Start of RECORDS SUPPLIED

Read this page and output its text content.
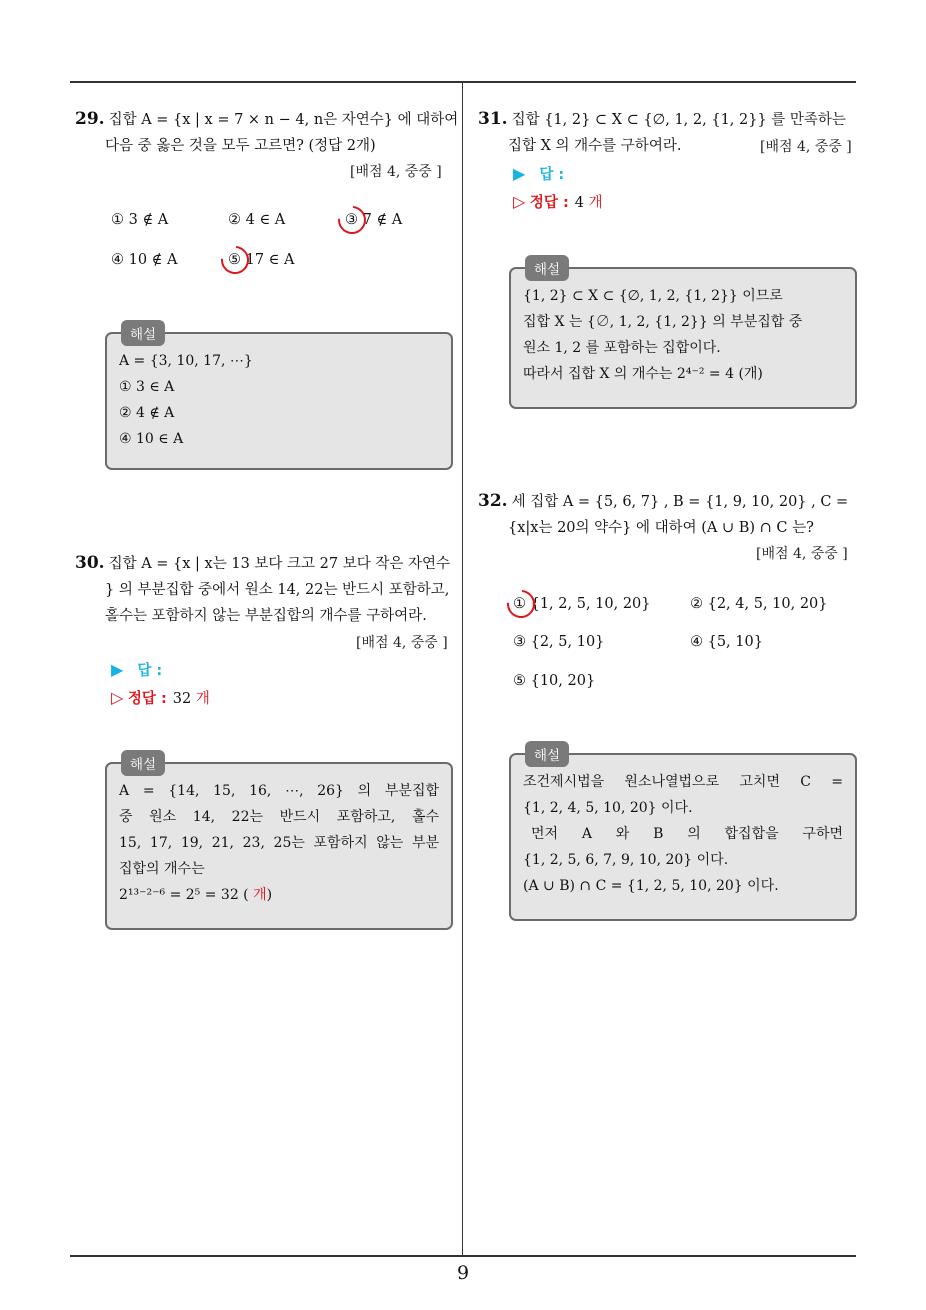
9
29. 집합 A = {x | x = 7 × n − 4, n은 자연수} 에 대하여
다음 중 옳은 것을 모두 고르면? (정답 2개)
[배점 4, 중중 ]
① 3 ∉ A	② 4 ∈ A	③ 7 ∉ A
④ 10 ∉ A	⑤ 17 ∈ A
해설
A = {3, 10, 17, ⋯}
① 3 ∈ A
② 4 ∉ A
④ 10 ∈ A
30. 집합 A = {x | x는 13 보다 크고 27 보다 작은 자연수
} 의 부분집합 중에서 원소 14, 22는 반드시 포함하고,
홀수는 포함하지 않는 부분집합의 개수를 구하여라.
[배점 4, 중중 ]
▶ 답 :
▷ 정답 : 32 개
해설
A = {14, 15, 16, ⋯, 26} 의 부분집합
중 원소 14, 22는 반드시 포함하고, 홀수
15, 17, 19, 21, 23, 25는 포함하지 않는 부분
집합의 개수는
2¹³⁻²⁻⁶ = 2⁵ = 32 ( 개)
31. 집합 {1, 2} ⊂ X ⊂ {∅, 1, 2, {1, 2}} 를 만족하는
집합 X 의 개수를 구하여라.	[배점 4, 중중 ]
▶ 답 :
▷ 정답 : 4 개
해설
{1, 2} ⊂ X ⊂ {∅, 1, 2, {1, 2}} 이므로
집합 X 는 {∅, 1, 2, {1, 2}} 의 부분집합 중
원소 1, 2 를 포함하는 집합이다.
따라서 집합 X 의 개수는 2⁴⁻² = 4 (개)
32. 세 집합 A = {5, 6, 7} , B = {1, 9, 10, 20} , C =
{x|x는 20의 약수} 에 대하여 (A ∪ B) ∩ C 는?
[배점 4, 중중 ]
① {1, 2, 5, 10, 20}	② {2, 4, 5, 10, 20}
③ {2, 5, 10}	④ {5, 10}
⑤ {10, 20}
해설
조건제시법을 원소나열법으로 고치면 C =
{1, 2, 4, 5, 10, 20} 이다.
먼저 A 와 B 의 합집합을 구하면
{1, 2, 5, 6, 7, 9, 10, 20} 이다.
(A ∪ B) ∩ C = {1, 2, 5, 10, 20} 이다.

End of RECORDS SUPPLIED

** EXERCISE OBJECTIVE **
Select the lines that carry the string "구하여라" and copy them.

** TASK OUTPUT **
홀수는 포함하지 않는 부분집합의 개수를 구하여라.
집합 X 의 개수를 구하여라.	[배점 4, 중중 ]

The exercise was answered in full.